• **WRITTEN INSTRUCTION**
Answer with a single number: the count of lines that include the string "JSON".

• **MATERIALS PROVIDED**
------------------------------------------------------------------------

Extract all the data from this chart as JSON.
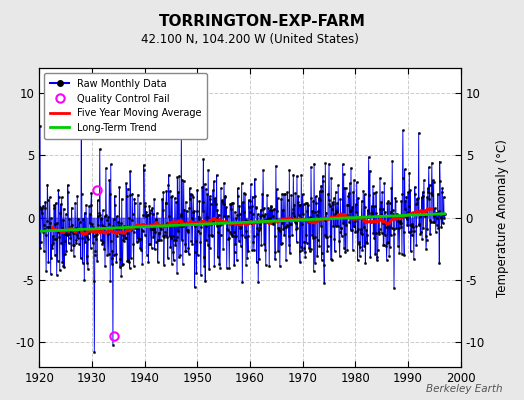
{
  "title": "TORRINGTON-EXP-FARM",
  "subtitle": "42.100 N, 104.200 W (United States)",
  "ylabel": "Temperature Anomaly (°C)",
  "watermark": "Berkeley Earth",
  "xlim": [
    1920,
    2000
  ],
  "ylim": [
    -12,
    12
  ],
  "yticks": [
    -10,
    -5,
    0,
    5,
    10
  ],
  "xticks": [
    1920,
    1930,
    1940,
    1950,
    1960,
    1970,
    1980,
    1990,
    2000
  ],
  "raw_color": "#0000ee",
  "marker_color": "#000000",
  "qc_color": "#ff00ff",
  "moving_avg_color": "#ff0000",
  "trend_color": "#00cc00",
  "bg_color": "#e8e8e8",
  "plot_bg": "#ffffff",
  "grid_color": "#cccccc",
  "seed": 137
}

------------------------------------------------------------------------

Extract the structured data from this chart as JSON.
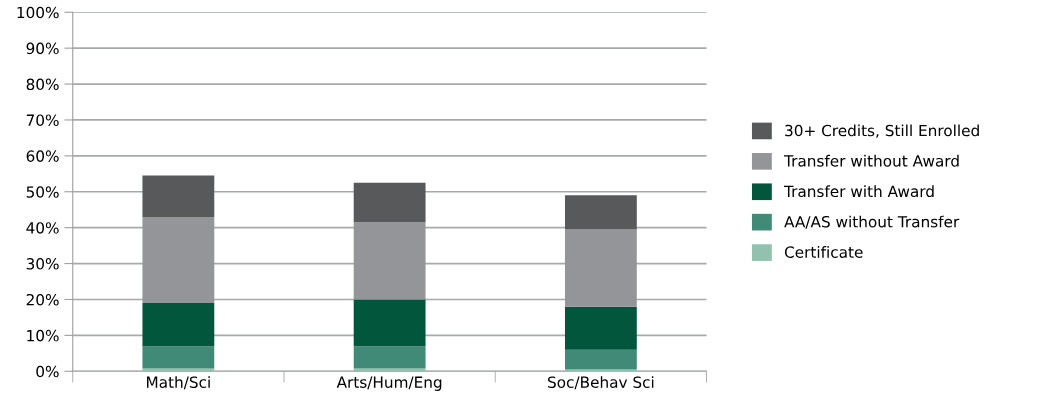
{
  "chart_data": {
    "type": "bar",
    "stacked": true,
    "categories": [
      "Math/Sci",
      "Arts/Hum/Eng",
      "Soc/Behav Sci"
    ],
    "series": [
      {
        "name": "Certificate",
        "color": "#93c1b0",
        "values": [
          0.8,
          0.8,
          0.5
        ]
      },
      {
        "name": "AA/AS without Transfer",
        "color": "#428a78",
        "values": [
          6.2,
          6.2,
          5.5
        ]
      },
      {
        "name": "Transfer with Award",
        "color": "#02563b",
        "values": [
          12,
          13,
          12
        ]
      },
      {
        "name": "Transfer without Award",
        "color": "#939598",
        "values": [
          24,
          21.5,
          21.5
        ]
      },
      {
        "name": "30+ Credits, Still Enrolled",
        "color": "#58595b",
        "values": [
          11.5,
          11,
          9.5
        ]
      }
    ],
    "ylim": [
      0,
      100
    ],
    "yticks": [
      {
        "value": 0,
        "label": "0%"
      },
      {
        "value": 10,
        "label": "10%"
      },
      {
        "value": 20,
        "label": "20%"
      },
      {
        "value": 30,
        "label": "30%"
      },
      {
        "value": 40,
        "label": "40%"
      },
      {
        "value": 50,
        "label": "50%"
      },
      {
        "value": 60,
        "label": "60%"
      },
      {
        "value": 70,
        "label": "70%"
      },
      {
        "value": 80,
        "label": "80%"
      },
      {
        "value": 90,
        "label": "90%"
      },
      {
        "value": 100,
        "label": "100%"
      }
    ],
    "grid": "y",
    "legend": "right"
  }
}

------------------------------------------------------------------------

• **CORRECT RESULT**
2